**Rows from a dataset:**
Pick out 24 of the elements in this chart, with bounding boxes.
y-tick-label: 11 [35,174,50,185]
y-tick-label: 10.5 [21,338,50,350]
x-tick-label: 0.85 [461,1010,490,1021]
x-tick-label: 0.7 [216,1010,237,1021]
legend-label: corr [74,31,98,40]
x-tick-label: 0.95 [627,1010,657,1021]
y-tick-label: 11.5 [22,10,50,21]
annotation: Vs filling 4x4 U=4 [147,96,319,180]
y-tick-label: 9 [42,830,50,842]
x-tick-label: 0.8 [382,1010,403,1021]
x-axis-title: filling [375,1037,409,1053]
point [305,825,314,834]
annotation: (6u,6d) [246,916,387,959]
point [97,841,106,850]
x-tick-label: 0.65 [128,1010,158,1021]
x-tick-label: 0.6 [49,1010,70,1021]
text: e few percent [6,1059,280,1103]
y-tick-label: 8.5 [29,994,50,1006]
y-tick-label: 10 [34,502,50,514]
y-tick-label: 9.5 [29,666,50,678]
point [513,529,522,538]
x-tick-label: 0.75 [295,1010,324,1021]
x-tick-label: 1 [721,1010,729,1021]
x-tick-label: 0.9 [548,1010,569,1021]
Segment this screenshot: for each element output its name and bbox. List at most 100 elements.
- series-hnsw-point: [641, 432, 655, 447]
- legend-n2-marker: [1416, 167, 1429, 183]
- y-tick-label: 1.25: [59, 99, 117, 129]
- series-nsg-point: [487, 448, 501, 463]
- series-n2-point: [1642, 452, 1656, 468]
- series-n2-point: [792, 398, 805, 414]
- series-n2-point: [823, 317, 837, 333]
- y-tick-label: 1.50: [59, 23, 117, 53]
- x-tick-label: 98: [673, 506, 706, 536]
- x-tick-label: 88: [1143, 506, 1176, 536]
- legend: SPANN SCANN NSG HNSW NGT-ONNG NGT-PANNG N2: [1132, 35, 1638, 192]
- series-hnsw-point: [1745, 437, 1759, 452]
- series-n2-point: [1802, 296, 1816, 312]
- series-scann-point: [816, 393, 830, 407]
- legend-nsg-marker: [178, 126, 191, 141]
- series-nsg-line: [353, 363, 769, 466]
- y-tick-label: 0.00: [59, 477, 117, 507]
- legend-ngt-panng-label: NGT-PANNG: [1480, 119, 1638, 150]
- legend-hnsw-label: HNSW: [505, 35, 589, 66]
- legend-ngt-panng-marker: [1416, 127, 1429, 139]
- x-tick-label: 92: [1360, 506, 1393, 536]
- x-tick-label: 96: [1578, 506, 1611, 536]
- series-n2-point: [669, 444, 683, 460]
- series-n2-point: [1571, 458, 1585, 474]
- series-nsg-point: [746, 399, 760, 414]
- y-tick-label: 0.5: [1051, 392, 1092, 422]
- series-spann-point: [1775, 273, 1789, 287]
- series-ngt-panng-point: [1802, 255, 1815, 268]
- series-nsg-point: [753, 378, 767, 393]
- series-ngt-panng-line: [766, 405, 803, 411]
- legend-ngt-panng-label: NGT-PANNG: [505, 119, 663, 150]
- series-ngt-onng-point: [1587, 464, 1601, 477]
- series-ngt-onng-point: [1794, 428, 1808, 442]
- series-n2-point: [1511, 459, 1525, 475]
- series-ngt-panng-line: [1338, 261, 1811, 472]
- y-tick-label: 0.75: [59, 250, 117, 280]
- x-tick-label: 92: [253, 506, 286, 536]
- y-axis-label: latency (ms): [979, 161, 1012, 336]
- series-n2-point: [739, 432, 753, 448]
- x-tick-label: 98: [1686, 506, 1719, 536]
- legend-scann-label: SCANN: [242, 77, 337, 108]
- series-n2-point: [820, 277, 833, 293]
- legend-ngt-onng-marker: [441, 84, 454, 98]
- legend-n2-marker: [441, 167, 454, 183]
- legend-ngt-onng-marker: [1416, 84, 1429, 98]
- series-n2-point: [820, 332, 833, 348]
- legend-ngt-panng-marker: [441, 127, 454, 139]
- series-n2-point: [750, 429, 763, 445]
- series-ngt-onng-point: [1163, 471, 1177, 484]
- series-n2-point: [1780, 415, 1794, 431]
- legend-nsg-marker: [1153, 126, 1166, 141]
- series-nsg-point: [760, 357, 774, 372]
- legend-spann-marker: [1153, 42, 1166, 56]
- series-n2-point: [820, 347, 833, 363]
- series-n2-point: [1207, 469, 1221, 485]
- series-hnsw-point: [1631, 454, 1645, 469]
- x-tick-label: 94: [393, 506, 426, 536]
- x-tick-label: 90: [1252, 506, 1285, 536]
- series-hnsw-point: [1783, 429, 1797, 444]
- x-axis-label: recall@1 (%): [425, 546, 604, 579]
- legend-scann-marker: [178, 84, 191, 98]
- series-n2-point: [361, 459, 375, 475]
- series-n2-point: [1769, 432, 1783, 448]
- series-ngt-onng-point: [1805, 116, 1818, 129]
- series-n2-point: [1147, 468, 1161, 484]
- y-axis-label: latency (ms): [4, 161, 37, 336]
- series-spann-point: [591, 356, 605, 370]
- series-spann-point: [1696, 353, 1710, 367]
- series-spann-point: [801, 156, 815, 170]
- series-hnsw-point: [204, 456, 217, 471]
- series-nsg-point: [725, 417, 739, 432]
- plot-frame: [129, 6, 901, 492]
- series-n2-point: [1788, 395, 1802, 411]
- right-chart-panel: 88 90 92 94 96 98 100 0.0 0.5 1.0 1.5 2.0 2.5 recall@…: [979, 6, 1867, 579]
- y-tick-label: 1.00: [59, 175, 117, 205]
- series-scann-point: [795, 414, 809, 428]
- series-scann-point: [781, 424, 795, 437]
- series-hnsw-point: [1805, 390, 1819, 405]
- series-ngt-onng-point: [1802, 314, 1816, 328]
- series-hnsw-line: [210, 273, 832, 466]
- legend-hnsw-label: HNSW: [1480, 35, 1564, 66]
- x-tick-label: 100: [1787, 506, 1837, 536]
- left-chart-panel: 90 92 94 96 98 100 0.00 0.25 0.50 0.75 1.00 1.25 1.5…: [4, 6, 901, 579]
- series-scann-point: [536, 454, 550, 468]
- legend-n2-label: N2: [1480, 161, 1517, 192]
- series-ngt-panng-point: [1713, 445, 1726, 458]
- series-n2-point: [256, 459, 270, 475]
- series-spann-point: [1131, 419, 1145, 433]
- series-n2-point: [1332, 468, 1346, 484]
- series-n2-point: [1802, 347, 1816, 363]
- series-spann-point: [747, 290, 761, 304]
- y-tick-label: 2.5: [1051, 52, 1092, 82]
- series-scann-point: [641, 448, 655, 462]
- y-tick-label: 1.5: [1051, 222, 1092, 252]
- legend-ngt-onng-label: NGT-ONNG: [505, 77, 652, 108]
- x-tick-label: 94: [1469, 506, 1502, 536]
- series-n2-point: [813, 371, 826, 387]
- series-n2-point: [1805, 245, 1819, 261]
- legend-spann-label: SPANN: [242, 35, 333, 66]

**Work to be completed:** Copy every one of the rows above word for word.

**Result below:**
Pick out 24 of the elements in this chart, with bounding boxes.
y-tick-label: 11 [35,174,50,185]
y-tick-label: 10.5 [21,338,50,350]
x-tick-label: 0.85 [461,1010,490,1021]
x-tick-label: 0.7 [216,1010,237,1021]
legend-label: corr [74,31,98,40]
x-tick-label: 0.95 [627,1010,657,1021]
y-tick-label: 11.5 [22,10,50,21]
annotation: Vs filling 4x4 U=4 [147,96,319,180]
y-tick-label: 9 [42,830,50,842]
x-tick-label: 0.8 [382,1010,403,1021]
x-axis-title: filling [375,1037,409,1053]
point [305,825,314,834]
annotation: (6u,6d) [246,916,387,959]
point [97,841,106,850]
x-tick-label: 0.65 [128,1010,158,1021]
x-tick-label: 0.6 [49,1010,70,1021]
text: e few percent [6,1059,280,1103]
y-tick-label: 8.5 [29,994,50,1006]
y-tick-label: 10 [34,502,50,514]
y-tick-label: 9.5 [29,666,50,678]
point [513,529,522,538]
x-tick-label: 0.75 [295,1010,324,1021]
x-tick-label: 1 [721,1010,729,1021]
x-tick-label: 0.9 [548,1010,569,1021]
Segment this screenshot: for each element output its name and bbox. List at most 100 elements.
- series-hnsw-point: [641, 432, 655, 447]
- legend-n2-marker: [1416, 167, 1429, 183]
- y-tick-label: 1.25: [59, 99, 117, 129]
- series-nsg-point: [487, 448, 501, 463]
- series-n2-point: [1642, 452, 1656, 468]
- series-n2-point: [792, 398, 805, 414]
- series-n2-point: [823, 317, 837, 333]
- y-tick-label: 1.50: [59, 23, 117, 53]
- x-tick-label: 98: [673, 506, 706, 536]
- x-tick-label: 88: [1143, 506, 1176, 536]
- legend: SPANN SCANN NSG HNSW NGT-ONNG NGT-PANNG N2: [1132, 35, 1638, 192]
- series-hnsw-point: [1745, 437, 1759, 452]
- series-n2-point: [1802, 296, 1816, 312]
- series-scann-point: [816, 393, 830, 407]
- legend-nsg-marker: [178, 126, 191, 141]
- series-nsg-line: [353, 363, 769, 466]
- y-tick-label: 0.00: [59, 477, 117, 507]
- legend-ngt-panng-label: NGT-PANNG: [1480, 119, 1638, 150]
- legend-hnsw-label: HNSW: [505, 35, 589, 66]
- legend-ngt-panng-marker: [1416, 127, 1429, 139]
- x-tick-label: 92: [1360, 506, 1393, 536]
- x-tick-label: 96: [1578, 506, 1611, 536]
- series-n2-point: [669, 444, 683, 460]
- series-n2-point: [1571, 458, 1585, 474]
- series-nsg-point: [746, 399, 760, 414]
- y-tick-label: 0.5: [1051, 392, 1092, 422]
- series-spann-point: [1775, 273, 1789, 287]
- series-ngt-panng-point: [1802, 255, 1815, 268]
- series-nsg-point: [753, 378, 767, 393]
- series-ngt-panng-line: [766, 405, 803, 411]
- legend-ngt-panng-label: NGT-PANNG: [505, 119, 663, 150]
- series-ngt-onng-point: [1587, 464, 1601, 477]
- series-ngt-onng-point: [1794, 428, 1808, 442]
- series-n2-point: [1511, 459, 1525, 475]
- series-ngt-panng-line: [1338, 261, 1811, 472]
- y-tick-label: 0.75: [59, 250, 117, 280]
- x-tick-label: 92: [253, 506, 286, 536]
- y-axis-label: latency (ms): [979, 161, 1012, 336]
- series-n2-point: [739, 432, 753, 448]
- x-tick-label: 98: [1686, 506, 1719, 536]
- legend-scann-label: SCANN: [242, 77, 337, 108]
- series-n2-point: [820, 277, 833, 293]
- legend-ngt-onng-marker: [441, 84, 454, 98]
- legend-n2-marker: [441, 167, 454, 183]
- legend-ngt-onng-marker: [1416, 84, 1429, 98]
- series-n2-point: [820, 332, 833, 348]
- legend-ngt-panng-marker: [441, 127, 454, 139]
- series-n2-point: [750, 429, 763, 445]
- series-ngt-onng-point: [1163, 471, 1177, 484]
- series-n2-point: [1780, 415, 1794, 431]
- legend-nsg-marker: [1153, 126, 1166, 141]
- series-nsg-point: [760, 357, 774, 372]
- legend-spann-marker: [1153, 42, 1166, 56]
- series-n2-point: [820, 347, 833, 363]
- series-n2-point: [1207, 469, 1221, 485]
- series-hnsw-point: [1631, 454, 1645, 469]
- x-tick-label: 94: [393, 506, 426, 536]
- x-tick-label: 90: [1252, 506, 1285, 536]
- series-hnsw-point: [1783, 429, 1797, 444]
- x-axis-label: recall@1 (%): [425, 546, 604, 579]
- legend-scann-marker: [178, 84, 191, 98]
- series-n2-point: [361, 459, 375, 475]
- series-n2-point: [1769, 432, 1783, 448]
- series-ngt-onng-point: [1805, 116, 1818, 129]
- series-n2-point: [1147, 468, 1161, 484]
- y-axis-label: latency (ms): [4, 161, 37, 336]
- series-spann-point: [591, 356, 605, 370]
- series-spann-point: [1696, 353, 1710, 367]
- series-spann-point: [801, 156, 815, 170]
- series-hnsw-point: [204, 456, 217, 471]
- series-nsg-point: [725, 417, 739, 432]
- plot-frame: [129, 6, 901, 492]
- series-n2-point: [1788, 395, 1802, 411]
- right-chart-panel: 88 90 92 94 96 98 100 0.0 0.5 1.0 1.5 2.0 2.5 recall@…: [979, 6, 1867, 579]
- y-tick-label: 1.00: [59, 175, 117, 205]
- series-scann-point: [795, 414, 809, 428]
- series-scann-point: [781, 424, 795, 437]
- series-hnsw-point: [1805, 390, 1819, 405]
- series-ngt-onng-point: [1802, 314, 1816, 328]
- series-hnsw-line: [210, 273, 832, 466]
- legend-hnsw-label: HNSW: [1480, 35, 1564, 66]
- x-tick-label: 100: [1787, 506, 1837, 536]
- left-chart-panel: 90 92 94 96 98 100 0.00 0.25 0.50 0.75 1.00 1.25 1.5…: [4, 6, 901, 579]
- series-scann-point: [536, 454, 550, 468]
- legend-n2-label: N2: [1480, 161, 1517, 192]
- series-ngt-panng-point: [1713, 445, 1726, 458]
- series-n2-point: [256, 459, 270, 475]
- series-spann-point: [1131, 419, 1145, 433]
- series-n2-point: [1332, 468, 1346, 484]
- series-n2-point: [1802, 347, 1816, 363]
- series-spann-point: [747, 290, 761, 304]
- y-tick-label: 2.5: [1051, 52, 1092, 82]
- series-scann-point: [641, 448, 655, 462]
- y-tick-label: 1.5: [1051, 222, 1092, 252]
- legend-ngt-onng-label: NGT-ONNG: [505, 77, 652, 108]
- x-tick-label: 94: [1469, 506, 1502, 536]
- series-n2-point: [813, 371, 826, 387]
- series-n2-point: [1805, 245, 1819, 261]
- legend-spann-label: SPANN: [242, 35, 333, 66]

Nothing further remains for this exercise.